• [Task details]: Transcribe only the part of the material below that begins at the line containing "Give me the" and ends at the line containing "What data populates", with both kept and images left out.
* Start *
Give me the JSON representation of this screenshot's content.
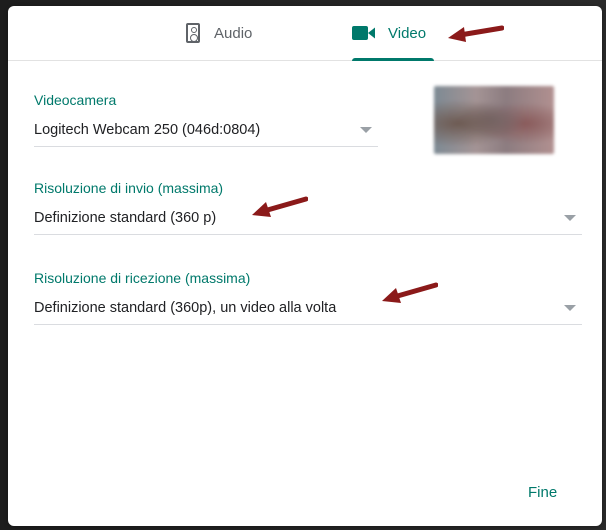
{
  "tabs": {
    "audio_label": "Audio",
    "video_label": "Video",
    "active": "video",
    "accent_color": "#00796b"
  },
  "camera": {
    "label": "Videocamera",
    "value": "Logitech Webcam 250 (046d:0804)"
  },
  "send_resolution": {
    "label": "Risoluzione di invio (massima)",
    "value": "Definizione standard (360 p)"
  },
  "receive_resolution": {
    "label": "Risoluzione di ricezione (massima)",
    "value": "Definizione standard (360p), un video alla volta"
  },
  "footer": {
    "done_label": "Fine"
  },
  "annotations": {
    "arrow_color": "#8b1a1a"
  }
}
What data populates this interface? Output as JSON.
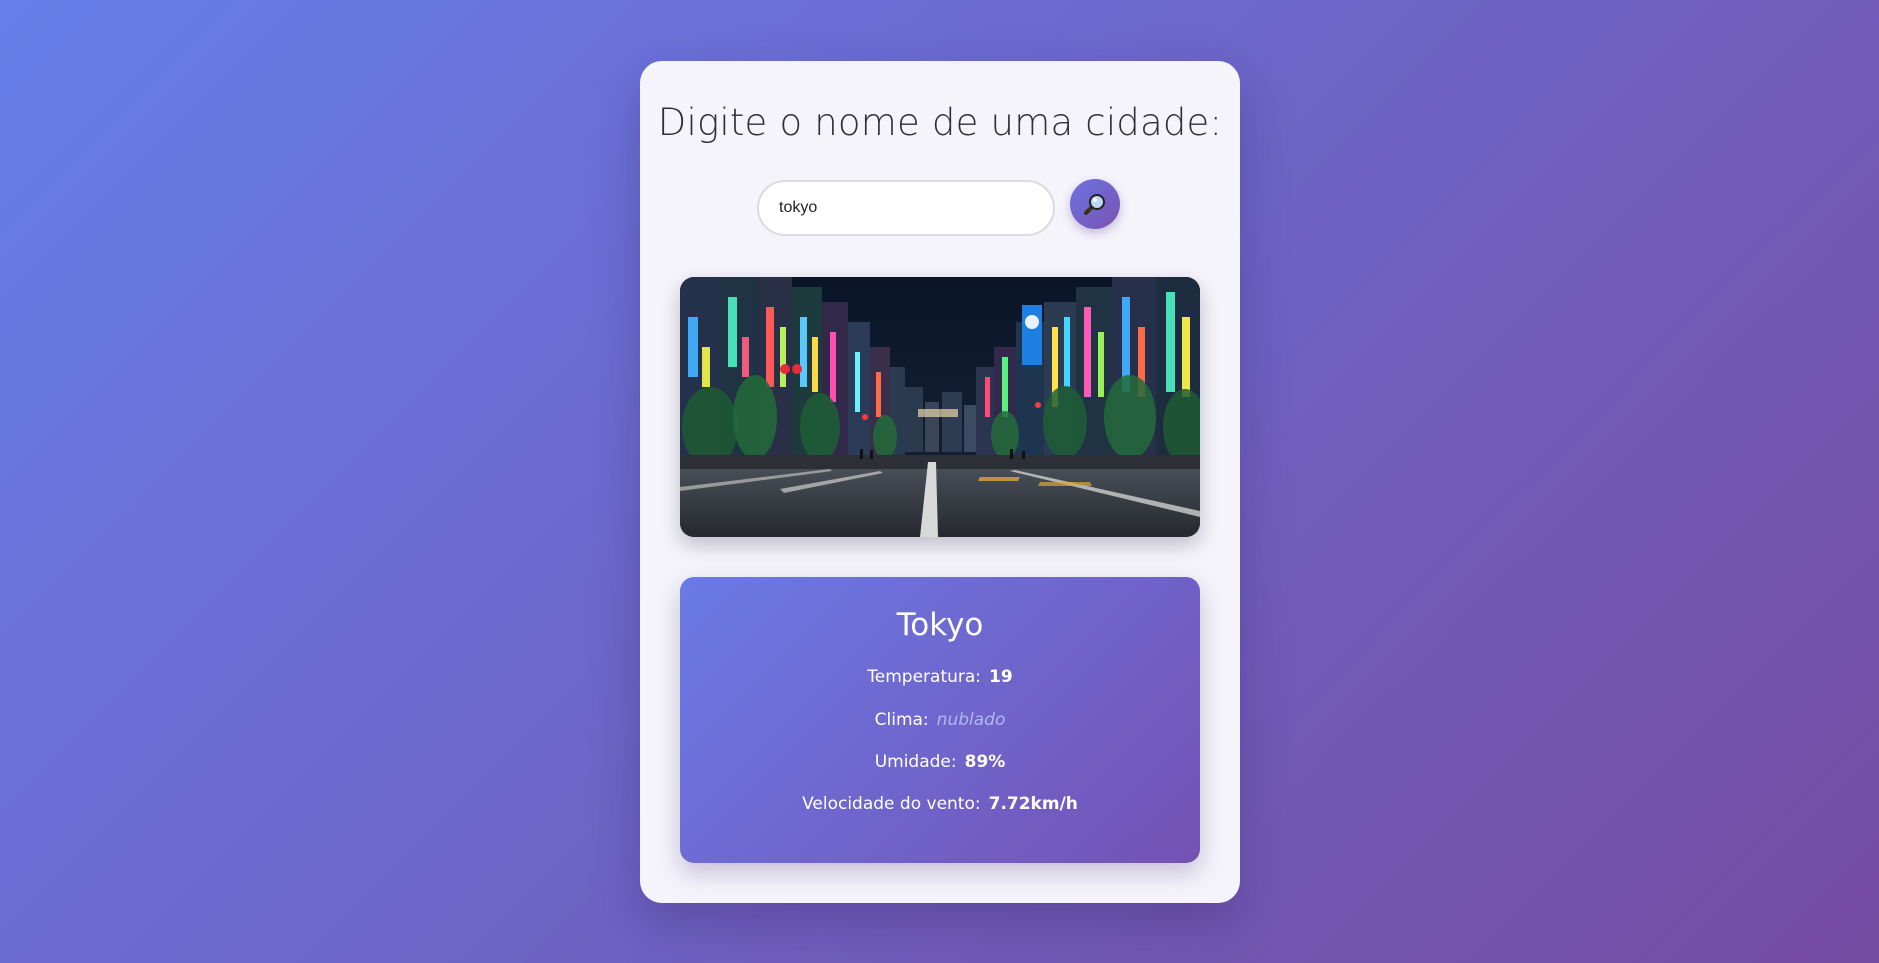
* End *
* Start *
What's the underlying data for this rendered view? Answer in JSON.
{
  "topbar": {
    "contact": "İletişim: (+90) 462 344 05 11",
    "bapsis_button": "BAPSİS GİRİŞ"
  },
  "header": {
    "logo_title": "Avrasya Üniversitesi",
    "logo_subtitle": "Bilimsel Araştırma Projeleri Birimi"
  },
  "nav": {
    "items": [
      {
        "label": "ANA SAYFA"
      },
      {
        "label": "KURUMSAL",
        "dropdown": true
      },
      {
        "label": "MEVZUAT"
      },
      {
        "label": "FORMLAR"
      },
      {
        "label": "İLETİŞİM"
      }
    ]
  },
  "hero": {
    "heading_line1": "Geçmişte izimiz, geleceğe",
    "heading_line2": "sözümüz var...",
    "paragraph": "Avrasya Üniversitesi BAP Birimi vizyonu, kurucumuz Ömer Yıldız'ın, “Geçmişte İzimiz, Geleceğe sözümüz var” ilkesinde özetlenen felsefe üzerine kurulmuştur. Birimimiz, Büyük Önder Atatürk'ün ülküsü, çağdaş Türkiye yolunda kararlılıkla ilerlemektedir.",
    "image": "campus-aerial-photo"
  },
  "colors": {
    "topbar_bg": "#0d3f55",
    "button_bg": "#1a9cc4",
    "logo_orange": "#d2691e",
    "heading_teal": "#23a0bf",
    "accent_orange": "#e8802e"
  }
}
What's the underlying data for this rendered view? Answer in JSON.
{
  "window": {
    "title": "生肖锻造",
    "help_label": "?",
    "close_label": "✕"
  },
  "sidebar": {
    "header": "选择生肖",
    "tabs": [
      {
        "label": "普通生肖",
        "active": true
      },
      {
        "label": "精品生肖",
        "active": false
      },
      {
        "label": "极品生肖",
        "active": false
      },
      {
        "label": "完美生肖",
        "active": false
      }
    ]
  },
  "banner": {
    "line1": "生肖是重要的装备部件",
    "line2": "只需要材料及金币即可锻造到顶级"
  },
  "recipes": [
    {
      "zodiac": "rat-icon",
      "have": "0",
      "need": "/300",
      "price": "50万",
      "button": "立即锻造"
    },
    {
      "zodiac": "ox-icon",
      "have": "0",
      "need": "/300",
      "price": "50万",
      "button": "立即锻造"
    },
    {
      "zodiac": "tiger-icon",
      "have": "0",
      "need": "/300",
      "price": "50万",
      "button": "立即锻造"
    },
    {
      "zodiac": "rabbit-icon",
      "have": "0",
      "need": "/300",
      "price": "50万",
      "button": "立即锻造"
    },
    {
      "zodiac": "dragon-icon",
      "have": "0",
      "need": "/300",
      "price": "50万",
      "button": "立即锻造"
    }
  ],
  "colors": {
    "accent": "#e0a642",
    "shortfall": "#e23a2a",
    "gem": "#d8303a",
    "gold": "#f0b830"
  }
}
* End *
• [Task solution]:
Give me the JSON representation of this screenshot's content.
{
  "tabs": {
    "audio_label": "Audio",
    "video_label": "Video",
    "active": "video",
    "accent_color": "#00796b"
  },
  "camera": {
    "label": "Videocamera",
    "value": "Logitech Webcam 250 (046d:0804)"
  },
  "send_resolution": {
    "label": "Risoluzione di invio (massima)",
    "value": "Definizione standard (360 p)"
  },
  "receive_resolution": {
    "label": "Risoluzione di ricezione (massima)",
    "value": "Definizione standard (360p), un video alla volta"
  },
  "footer": {
    "done_label": "Fine"
  },
  "annotations": {
    "arrow_color": "#8b1a1a"
  }
}
What data populates this interface? Output as JSON.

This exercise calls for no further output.